**Vorliegender Auszug:**
Menschen, die noch nicht dreimal geimpft sind, hätten dann bis zum 1. Oktober Zeit, sich beraten und impfen zu lassen. Ausgenommen seien Menschen, bei denen eine Impfung aus gesundheitlichen Gründen nicht möglich sei sowie Frauen, die am Beginn ihrer Schwangerschaft stehen.
Wenn Volljährige trotz Information und Beratungsangebot bis zum 1. Oktober kein Impfangebot wahrnehmen und dies nachweisen würden, werde die zuständige Ordnungsbehörde informiert. „Dort wird ein Bußgeldverfahren eingeleitet“, so Steffen. Die mögliche Höhe bewege sich im Rahmen bereits in anderen Bereichen geltender Bußgelder. Eine wichtige Grenze seien dabei 250 Euro – ab da müssten die Behörden die Einkommenssituation der Betroffenen prüfen.

**Ihre Aufgaben:**
1. Weshalb gilt im Auszug zu Impfung und Bußgeldern ein Betrag von 250 Euro als wichtige Grenze? Antworten Sie in ein bis drei Sätzen.
2. Bitte führen Sie den Auszug zu Impfung und Bußgeldern im selben Stil weiter, beginnend nach seinem letzten Satz.

**Dargestellte Informationen:**
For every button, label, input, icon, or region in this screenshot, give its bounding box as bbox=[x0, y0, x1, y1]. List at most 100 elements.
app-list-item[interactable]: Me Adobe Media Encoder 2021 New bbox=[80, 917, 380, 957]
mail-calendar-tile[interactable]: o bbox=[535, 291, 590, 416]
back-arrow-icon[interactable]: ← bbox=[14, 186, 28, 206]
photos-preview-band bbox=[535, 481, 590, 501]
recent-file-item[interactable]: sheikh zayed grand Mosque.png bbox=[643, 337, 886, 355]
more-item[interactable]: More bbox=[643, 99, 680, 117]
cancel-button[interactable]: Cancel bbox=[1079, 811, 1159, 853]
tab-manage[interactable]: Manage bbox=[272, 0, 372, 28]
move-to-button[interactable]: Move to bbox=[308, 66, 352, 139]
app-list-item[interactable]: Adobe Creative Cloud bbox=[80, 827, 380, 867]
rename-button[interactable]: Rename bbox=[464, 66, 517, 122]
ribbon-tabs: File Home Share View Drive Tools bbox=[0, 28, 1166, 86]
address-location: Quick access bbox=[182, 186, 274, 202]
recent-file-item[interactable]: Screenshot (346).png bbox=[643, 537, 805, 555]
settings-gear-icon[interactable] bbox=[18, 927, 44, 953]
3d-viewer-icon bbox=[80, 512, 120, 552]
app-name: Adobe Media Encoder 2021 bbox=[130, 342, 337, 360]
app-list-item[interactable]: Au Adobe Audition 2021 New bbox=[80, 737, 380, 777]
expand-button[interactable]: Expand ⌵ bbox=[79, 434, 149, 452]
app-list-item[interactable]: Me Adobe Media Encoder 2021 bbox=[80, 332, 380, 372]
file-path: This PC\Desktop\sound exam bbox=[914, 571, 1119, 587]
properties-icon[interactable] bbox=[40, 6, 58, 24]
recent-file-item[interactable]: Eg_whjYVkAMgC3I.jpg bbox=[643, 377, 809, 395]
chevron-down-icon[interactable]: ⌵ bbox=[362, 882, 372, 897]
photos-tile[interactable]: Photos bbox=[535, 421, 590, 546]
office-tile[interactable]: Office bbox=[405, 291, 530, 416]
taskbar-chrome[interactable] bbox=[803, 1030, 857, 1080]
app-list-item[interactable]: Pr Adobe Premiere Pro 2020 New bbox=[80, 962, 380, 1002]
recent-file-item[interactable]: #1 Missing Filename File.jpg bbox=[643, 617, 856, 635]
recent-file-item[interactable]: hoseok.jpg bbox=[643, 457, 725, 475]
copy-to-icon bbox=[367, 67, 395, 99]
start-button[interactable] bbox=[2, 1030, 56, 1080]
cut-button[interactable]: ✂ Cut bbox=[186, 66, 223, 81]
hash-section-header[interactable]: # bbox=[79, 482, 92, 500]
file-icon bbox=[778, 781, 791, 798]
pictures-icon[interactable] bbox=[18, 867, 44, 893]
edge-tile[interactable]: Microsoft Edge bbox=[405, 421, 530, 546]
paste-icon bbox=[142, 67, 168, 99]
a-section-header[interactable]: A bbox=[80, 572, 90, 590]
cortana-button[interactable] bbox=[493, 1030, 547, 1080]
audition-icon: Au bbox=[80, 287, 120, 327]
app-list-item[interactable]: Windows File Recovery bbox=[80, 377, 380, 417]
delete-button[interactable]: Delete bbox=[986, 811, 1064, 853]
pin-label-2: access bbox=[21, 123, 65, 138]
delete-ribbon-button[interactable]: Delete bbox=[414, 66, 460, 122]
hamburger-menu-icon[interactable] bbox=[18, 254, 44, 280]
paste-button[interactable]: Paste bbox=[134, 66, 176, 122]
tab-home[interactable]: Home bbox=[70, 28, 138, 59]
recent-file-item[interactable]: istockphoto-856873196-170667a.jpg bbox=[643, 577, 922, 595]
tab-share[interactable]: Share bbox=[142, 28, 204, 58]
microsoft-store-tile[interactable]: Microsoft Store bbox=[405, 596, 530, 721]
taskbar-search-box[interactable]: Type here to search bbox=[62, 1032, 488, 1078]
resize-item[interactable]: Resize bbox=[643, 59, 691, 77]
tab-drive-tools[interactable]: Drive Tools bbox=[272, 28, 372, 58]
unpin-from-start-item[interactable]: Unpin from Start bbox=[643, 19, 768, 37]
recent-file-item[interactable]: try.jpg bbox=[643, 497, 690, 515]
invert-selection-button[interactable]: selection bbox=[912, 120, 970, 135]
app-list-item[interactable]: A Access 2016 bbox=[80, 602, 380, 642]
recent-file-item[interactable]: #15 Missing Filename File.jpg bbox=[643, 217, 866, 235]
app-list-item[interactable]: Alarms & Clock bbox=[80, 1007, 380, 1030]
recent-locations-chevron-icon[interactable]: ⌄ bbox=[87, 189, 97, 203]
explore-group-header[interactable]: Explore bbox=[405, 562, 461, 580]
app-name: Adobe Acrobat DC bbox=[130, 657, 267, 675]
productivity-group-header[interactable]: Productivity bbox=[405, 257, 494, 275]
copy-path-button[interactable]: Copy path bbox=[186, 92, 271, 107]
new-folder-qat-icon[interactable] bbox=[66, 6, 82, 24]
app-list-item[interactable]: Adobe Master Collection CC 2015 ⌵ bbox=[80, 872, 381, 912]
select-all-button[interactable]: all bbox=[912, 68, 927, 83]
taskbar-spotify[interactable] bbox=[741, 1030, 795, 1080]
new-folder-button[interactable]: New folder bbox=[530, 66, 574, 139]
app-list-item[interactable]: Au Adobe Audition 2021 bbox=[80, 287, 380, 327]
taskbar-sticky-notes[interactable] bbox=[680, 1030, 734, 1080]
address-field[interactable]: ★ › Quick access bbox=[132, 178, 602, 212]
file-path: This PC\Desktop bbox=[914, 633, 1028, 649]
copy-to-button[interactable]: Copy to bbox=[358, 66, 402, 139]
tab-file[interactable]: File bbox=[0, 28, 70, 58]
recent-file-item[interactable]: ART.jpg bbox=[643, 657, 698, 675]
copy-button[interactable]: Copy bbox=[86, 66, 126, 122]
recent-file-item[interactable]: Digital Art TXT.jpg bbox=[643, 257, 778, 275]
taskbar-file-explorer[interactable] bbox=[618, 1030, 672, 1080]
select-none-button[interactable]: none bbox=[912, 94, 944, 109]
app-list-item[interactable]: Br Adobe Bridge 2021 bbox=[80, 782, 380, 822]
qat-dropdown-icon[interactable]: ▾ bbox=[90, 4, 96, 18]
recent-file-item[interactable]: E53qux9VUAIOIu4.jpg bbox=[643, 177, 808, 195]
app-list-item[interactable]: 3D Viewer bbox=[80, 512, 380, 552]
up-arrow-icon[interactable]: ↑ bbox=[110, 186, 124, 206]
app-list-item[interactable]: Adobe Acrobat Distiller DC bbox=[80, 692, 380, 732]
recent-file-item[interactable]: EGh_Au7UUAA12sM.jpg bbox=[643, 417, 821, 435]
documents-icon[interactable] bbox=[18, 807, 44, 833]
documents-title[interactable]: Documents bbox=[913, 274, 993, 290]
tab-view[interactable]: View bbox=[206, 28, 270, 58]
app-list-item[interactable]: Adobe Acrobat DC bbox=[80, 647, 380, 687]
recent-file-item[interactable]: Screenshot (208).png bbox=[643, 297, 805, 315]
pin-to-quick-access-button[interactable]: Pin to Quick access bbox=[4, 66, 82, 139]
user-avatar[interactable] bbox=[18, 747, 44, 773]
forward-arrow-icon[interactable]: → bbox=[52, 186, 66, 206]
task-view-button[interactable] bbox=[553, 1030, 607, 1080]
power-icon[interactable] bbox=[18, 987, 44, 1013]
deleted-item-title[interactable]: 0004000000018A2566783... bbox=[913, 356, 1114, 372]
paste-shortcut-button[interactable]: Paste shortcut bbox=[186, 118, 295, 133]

**Lösungen:**
1. Ab 250 Euro müssten die Behörden die Einkommenssituation der Betroffenen prüfen. Deshalb gilt dieser Betrag als wichtige Grenze.

2.
Das Gesetz soll bis zum 31. Dezember 2023 befristet sein und bis dahin alle drei Monate auf seine Wirksamkeit hin überprüft werden. Über eine Verlängerung oder eine Verschärfung, wie beispielsweise die Notwendigkeit einer vierten Impfung, soll das Parlament entscheiden müssen. Einen Automatismus soll es nicht geben.
Neben Plänen zu einer Impfpflicht ab 18 Jahren legte nun auch die Union einen Entwurf für ein Impfvorsorgegesetz vor – ein „Vorratsgesetz“, wie es Andrea Lindholz (CSU) heute vor der Presse nannte. Der Antrag bereitet statt einer sofortigen Impfpflicht nur einen „kurzfristig“ zu aktivierenden „Impfmechanismus“ beim Auftreten einer verschärften Coronalage vor, die vom Bundestag festgestellt werden muss.
„Wir stehen einer Impfpflicht kritisch gegenüber“, betonte Sepp Müller (CDU) bei der Vorstellung des Entwurfs. „Wir brauchen aber ein Gesetz, mit dem sich eine Impfpflicht kurzfristig auf den Weg bringen ließe. Unser Ziel ist, das Gesundheitswesen vor Überlastung zu schützen.“
Im Falle einer sich verschärfenden Coronalage soll es dem Impfvorsorgegesetz zufolge einen nach Personengruppen gestaffelten „Impfmechanismus“ geben, bei dem zunächst alle Menschen ab 60 Jahren, dann ab 50 Jahren und schließlich Beschäftigte der kritischen Infrastruktur sowie Mitarbeiter in Schulen und Kitas geimpft werden sollen.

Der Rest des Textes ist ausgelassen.